╭──

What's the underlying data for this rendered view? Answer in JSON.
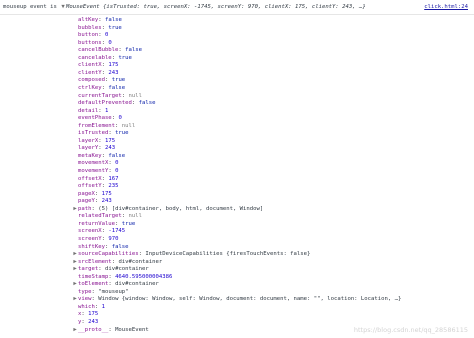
{
  "header": {
    "label": "mouseup event is",
    "preview_prefix": "MouseEvent ",
    "preview_body": "{isTrusted: true, screenX: -1745, screenY: 970, clientX: 175, clientY: 243, …}",
    "source_link": "click.html:24"
  },
  "props": [
    {
      "key": "altKey",
      "value": "false",
      "type": "b"
    },
    {
      "key": "bubbles",
      "value": "true",
      "type": "b"
    },
    {
      "key": "button",
      "value": "0",
      "type": "n"
    },
    {
      "key": "buttons",
      "value": "0",
      "type": "n"
    },
    {
      "key": "cancelBubble",
      "value": "false",
      "type": "b"
    },
    {
      "key": "cancelable",
      "value": "true",
      "type": "b"
    },
    {
      "key": "clientX",
      "value": "175",
      "type": "n"
    },
    {
      "key": "clientY",
      "value": "243",
      "type": "n"
    },
    {
      "key": "composed",
      "value": "true",
      "type": "b"
    },
    {
      "key": "ctrlKey",
      "value": "false",
      "type": "b"
    },
    {
      "key": "currentTarget",
      "value": "null",
      "type": "nl"
    },
    {
      "key": "defaultPrevented",
      "value": "false",
      "type": "b"
    },
    {
      "key": "detail",
      "value": "1",
      "type": "n"
    },
    {
      "key": "eventPhase",
      "value": "0",
      "type": "n"
    },
    {
      "key": "fromElement",
      "value": "null",
      "type": "nl"
    },
    {
      "key": "isTrusted",
      "value": "true",
      "type": "b"
    },
    {
      "key": "layerX",
      "value": "175",
      "type": "n"
    },
    {
      "key": "layerY",
      "value": "243",
      "type": "n"
    },
    {
      "key": "metaKey",
      "value": "false",
      "type": "b"
    },
    {
      "key": "movementX",
      "value": "0",
      "type": "n"
    },
    {
      "key": "movementY",
      "value": "0",
      "type": "n"
    },
    {
      "key": "offsetX",
      "value": "167",
      "type": "n"
    },
    {
      "key": "offsetY",
      "value": "235",
      "type": "n"
    },
    {
      "key": "pageX",
      "value": "175",
      "type": "n"
    },
    {
      "key": "pageY",
      "value": "243",
      "type": "n"
    },
    {
      "key": "path",
      "value": "(5) [div#container, body, html, document, Window]",
      "type": "obj",
      "expandable": true
    },
    {
      "key": "relatedTarget",
      "value": "null",
      "type": "nl"
    },
    {
      "key": "returnValue",
      "value": "true",
      "type": "b"
    },
    {
      "key": "screenX",
      "value": "-1745",
      "type": "n"
    },
    {
      "key": "screenY",
      "value": "970",
      "type": "n"
    },
    {
      "key": "shiftKey",
      "value": "false",
      "type": "b"
    },
    {
      "key": "sourceCapabilities",
      "value": "InputDeviceCapabilities {firesTouchEvents: false}",
      "type": "obj",
      "expandable": true
    },
    {
      "key": "srcElement",
      "value": "div#container",
      "type": "obj",
      "expandable": true
    },
    {
      "key": "target",
      "value": "div#container",
      "type": "obj",
      "expandable": true
    },
    {
      "key": "timeStamp",
      "value": "4640.595000004386",
      "type": "n"
    },
    {
      "key": "toElement",
      "value": "div#container",
      "type": "obj",
      "expandable": true
    },
    {
      "key": "type",
      "value": "\"mouseup\"",
      "type": "s"
    },
    {
      "key": "view",
      "value": "Window {window: Window, self: Window, document: document, name: \"\", location: Location, …}",
      "type": "obj",
      "expandable": true
    },
    {
      "key": "which",
      "value": "1",
      "type": "n"
    },
    {
      "key": "x",
      "value": "175",
      "type": "n"
    },
    {
      "key": "y",
      "value": "243",
      "type": "n"
    },
    {
      "key": "__proto__",
      "value": "MouseEvent",
      "type": "obj",
      "expandable": true
    }
  ],
  "watermark": "https://blog.csdn.net/qq_28586115"
}
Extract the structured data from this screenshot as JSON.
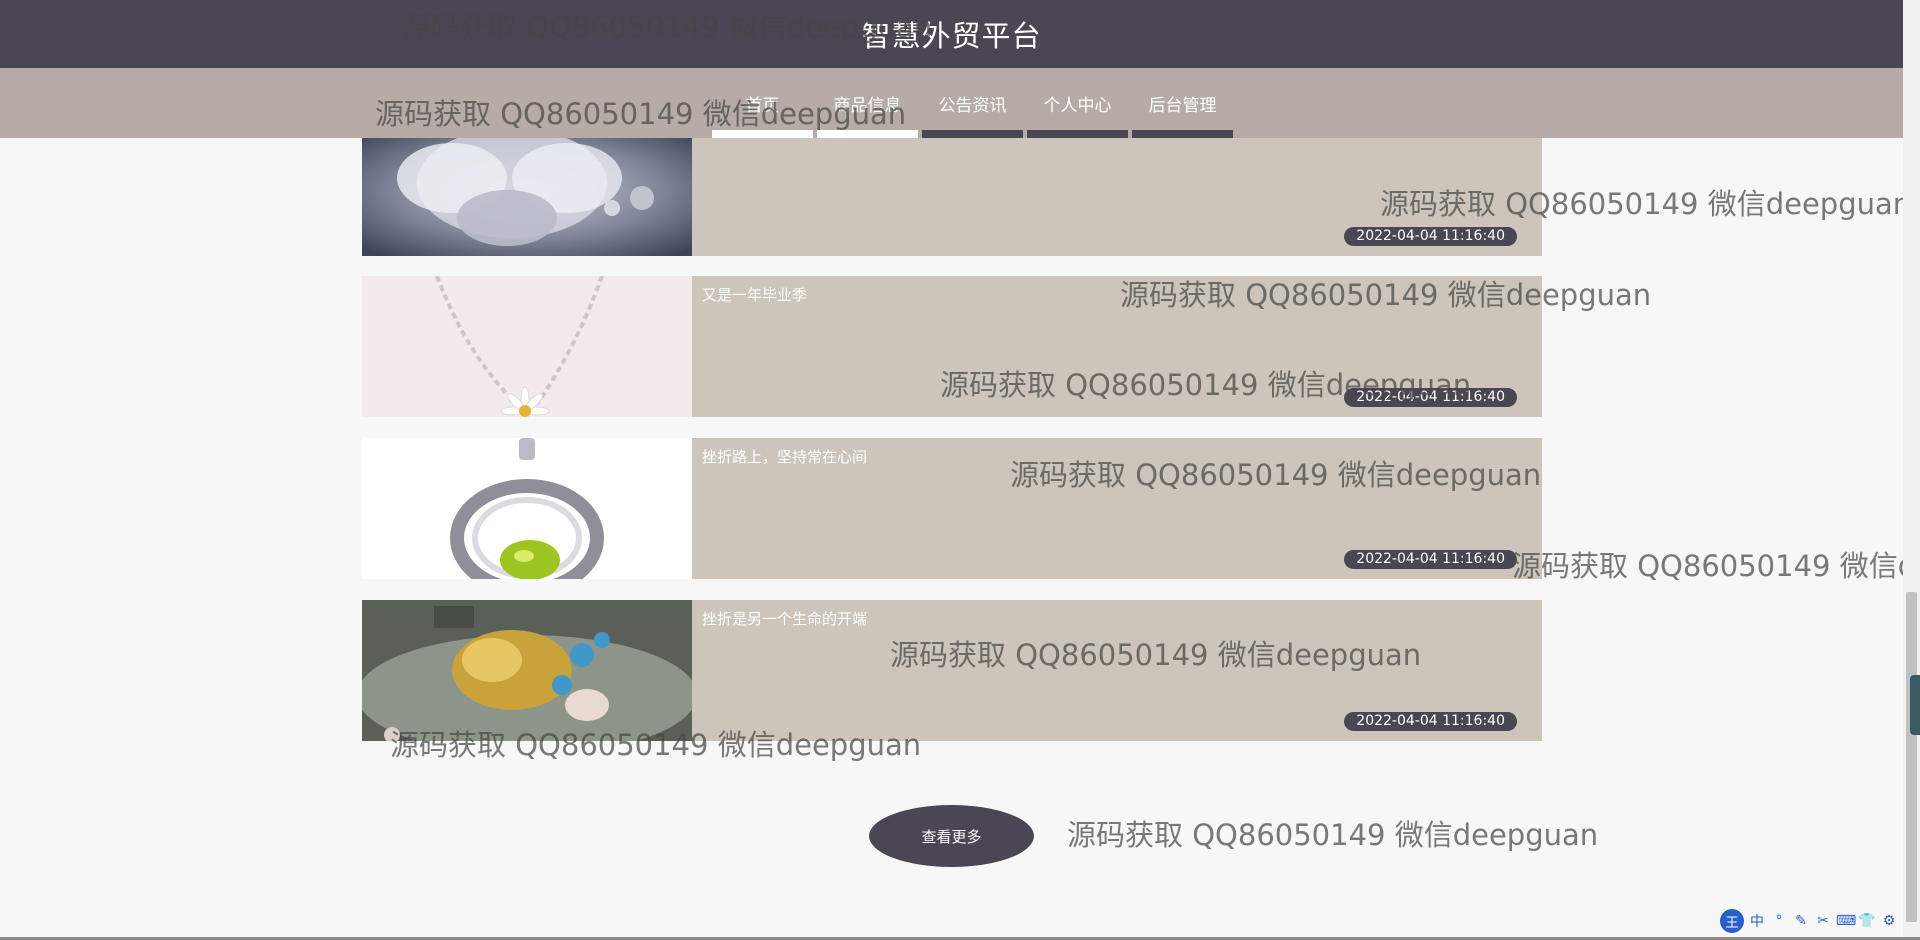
{
  "header": {
    "site_title": "智慧外贸平台"
  },
  "nav": {
    "items": [
      {
        "label": "首页"
      },
      {
        "label": "商品信息"
      },
      {
        "label": "公告资讯"
      },
      {
        "label": "个人中心"
      },
      {
        "label": "后台管理"
      }
    ]
  },
  "news": {
    "items": [
      {
        "title": "",
        "date": "2022-04-04 11:16:40",
        "thumb": "butterfly-brooch"
      },
      {
        "title": "又是一年毕业季",
        "date": "2022-04-04 11:16:40",
        "thumb": "daisy-necklace"
      },
      {
        "title": "挫折路上，坚持常在心间",
        "date": "2022-04-04 11:16:40",
        "thumb": "peridot-pendant"
      },
      {
        "title": "挫折是另一个生命的开端",
        "date": "2022-04-04 11:16:40",
        "thumb": "gold-hairpin"
      }
    ],
    "more_label": "查看更多"
  },
  "watermark": {
    "text": "源码获取 QQ86050149 微信deepguan"
  },
  "ime": {
    "logo": "王",
    "buttons": [
      "中",
      "°",
      "✎",
      "✂",
      "⌨",
      "👕",
      "⚙"
    ]
  },
  "colors": {
    "header_bg": "#4b4653",
    "nav_bg": "#b6aca5",
    "card_bg": "#cdc5bb",
    "accent": "#4b4653"
  }
}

╰──

→ **What you will do**: Copy every line of the listing that contains the word "data".

→ **Answer to the problem**:
What's the underlying data for this rendered view? Answer in JSON.
Extract the structured data from this screenshot as JSON.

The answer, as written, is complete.